TAREAS:
(1) Enumera los sentimientos que, según la enfermera del fragmento, el doctor M. no experimenta por su trabajo.
(2) Según el fragmento, ¿en qué habitación empieza el doctor M. su ronda?
**** FRAGMENTO ****
Rodeada de miradas y
sonrisitas hostiles, una joven levantó la mano lentamente y con cierta vacilación.
-¿Estás trastornada? -le
pregunté medio en broma, medio sorprendida.
A eso siguió una buena
carcajada. Entonces la enfermera, se puso en pie y habló con una tranquilidad y
claridad llenas de nobleza.
-No conocéis a ese hombre
-dijo-. No conocéis a la persona. Nuevamente se hizo el silencio. Su frágil voz
lo rompió con una detallada descripción de cómo el doctor M. comenzaba su ronda
avanzada la noche, horas después de que se hubieran marchado a casa los demás
médicos.
-Empieza en la
habitación más alejada del puesto de enfermeras y va avanzando hacia donde yo me
siento habitualmente -explicó-. Entra en la primera habitación muy erguido, con
aspecto confiado y seguro. Pero cada vez que sale de una habitación tiene la
espalda más encorvada. Poco a poco su postura se va pareciendo más a la de un
anciano. -Con gestos representaba el drama nocturno obligando a todo el mundo a
imaginarse la escena-. Cuando sale de la habitación del último paciente, este
médico parece destrozado. Se ve claramente que no siente ni la más mínima alegría,
esperanza o satisfacción por su trabajo.
**** INFORMACIÓN PROPORCIONADA ****
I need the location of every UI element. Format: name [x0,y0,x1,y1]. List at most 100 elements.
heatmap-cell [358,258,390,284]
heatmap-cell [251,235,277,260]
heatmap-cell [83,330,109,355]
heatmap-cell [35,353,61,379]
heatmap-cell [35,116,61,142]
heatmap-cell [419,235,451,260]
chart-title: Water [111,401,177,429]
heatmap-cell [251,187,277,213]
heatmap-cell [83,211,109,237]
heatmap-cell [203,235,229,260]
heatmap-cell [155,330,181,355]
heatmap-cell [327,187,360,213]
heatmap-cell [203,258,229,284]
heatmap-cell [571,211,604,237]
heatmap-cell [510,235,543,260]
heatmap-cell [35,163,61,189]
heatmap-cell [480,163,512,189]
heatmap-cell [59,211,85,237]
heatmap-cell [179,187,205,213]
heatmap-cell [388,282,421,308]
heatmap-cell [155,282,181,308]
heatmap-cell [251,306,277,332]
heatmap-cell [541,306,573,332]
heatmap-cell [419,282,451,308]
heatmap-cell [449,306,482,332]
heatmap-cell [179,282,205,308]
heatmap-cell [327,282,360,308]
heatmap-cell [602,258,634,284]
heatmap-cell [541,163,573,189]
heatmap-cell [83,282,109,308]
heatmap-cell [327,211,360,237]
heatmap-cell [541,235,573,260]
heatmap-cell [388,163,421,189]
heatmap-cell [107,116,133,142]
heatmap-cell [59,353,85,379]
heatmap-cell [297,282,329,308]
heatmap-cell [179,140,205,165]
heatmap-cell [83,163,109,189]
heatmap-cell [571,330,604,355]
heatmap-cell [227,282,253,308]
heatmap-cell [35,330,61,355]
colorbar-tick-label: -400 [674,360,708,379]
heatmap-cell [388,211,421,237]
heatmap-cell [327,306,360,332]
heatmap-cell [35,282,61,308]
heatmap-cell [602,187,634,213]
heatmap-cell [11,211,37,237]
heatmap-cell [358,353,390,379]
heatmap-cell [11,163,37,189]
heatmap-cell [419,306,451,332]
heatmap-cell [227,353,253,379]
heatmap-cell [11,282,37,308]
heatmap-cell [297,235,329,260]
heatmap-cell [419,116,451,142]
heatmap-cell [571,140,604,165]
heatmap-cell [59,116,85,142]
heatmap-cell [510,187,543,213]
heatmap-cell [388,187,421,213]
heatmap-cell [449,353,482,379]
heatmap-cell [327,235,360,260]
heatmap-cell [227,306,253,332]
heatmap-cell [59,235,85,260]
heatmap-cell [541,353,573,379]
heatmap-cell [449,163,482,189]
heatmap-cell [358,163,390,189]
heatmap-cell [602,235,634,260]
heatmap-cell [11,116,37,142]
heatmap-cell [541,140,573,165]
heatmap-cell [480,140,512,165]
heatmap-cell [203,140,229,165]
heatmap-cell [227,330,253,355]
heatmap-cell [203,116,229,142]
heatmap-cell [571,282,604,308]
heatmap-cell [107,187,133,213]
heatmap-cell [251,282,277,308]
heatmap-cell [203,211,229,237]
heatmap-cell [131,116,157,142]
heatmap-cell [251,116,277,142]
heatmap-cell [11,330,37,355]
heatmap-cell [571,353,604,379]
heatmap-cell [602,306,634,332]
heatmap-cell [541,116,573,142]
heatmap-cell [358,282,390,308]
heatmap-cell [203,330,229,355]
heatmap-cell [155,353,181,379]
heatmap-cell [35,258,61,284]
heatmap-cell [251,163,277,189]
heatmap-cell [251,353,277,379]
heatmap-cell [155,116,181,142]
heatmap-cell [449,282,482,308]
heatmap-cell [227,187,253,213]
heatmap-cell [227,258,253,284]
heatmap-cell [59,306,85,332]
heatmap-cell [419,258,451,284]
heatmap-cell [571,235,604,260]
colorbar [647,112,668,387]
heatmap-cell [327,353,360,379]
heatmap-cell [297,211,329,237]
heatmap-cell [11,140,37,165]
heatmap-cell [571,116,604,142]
****
RESULTADOS POR TAREA:
(1) alegría, esperanza, satisfacción

(2) En la habitación más alejada del puesto de enfermeras.